### TASK OBJECTIVE
Find out how many lines of the material contain the string "added" and give only that figure.

─── SOURCE MATERIAL

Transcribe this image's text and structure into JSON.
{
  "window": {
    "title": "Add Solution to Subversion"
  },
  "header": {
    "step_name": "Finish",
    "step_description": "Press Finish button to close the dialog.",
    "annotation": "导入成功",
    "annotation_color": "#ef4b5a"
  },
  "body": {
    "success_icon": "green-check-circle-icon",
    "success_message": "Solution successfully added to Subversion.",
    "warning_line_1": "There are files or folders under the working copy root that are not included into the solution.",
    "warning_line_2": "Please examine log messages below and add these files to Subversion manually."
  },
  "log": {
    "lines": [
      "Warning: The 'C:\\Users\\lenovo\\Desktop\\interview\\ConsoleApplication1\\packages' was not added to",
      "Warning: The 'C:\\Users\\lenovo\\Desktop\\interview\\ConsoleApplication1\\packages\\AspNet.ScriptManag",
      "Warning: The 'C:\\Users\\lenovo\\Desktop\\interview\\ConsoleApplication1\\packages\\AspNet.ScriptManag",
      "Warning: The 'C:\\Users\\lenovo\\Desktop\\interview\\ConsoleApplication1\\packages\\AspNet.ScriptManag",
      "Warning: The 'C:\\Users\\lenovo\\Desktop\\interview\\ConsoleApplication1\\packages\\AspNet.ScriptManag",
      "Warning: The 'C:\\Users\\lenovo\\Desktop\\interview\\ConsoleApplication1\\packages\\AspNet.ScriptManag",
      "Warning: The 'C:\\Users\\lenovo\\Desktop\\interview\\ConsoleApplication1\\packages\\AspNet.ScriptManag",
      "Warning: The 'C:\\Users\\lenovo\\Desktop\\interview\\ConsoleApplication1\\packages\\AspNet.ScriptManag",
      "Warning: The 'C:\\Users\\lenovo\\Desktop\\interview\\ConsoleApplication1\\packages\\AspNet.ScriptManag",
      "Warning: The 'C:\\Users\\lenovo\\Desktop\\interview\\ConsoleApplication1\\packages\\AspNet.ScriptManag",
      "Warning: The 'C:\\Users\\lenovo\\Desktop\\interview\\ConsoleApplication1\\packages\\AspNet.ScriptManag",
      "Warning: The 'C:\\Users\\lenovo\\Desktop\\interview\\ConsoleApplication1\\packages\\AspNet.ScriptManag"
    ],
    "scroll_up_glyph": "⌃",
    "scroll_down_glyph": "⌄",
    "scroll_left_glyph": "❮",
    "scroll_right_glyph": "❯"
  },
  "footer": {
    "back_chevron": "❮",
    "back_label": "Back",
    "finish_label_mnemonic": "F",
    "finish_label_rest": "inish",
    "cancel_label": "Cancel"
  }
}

──────

### WRITTEN SOLUTION
2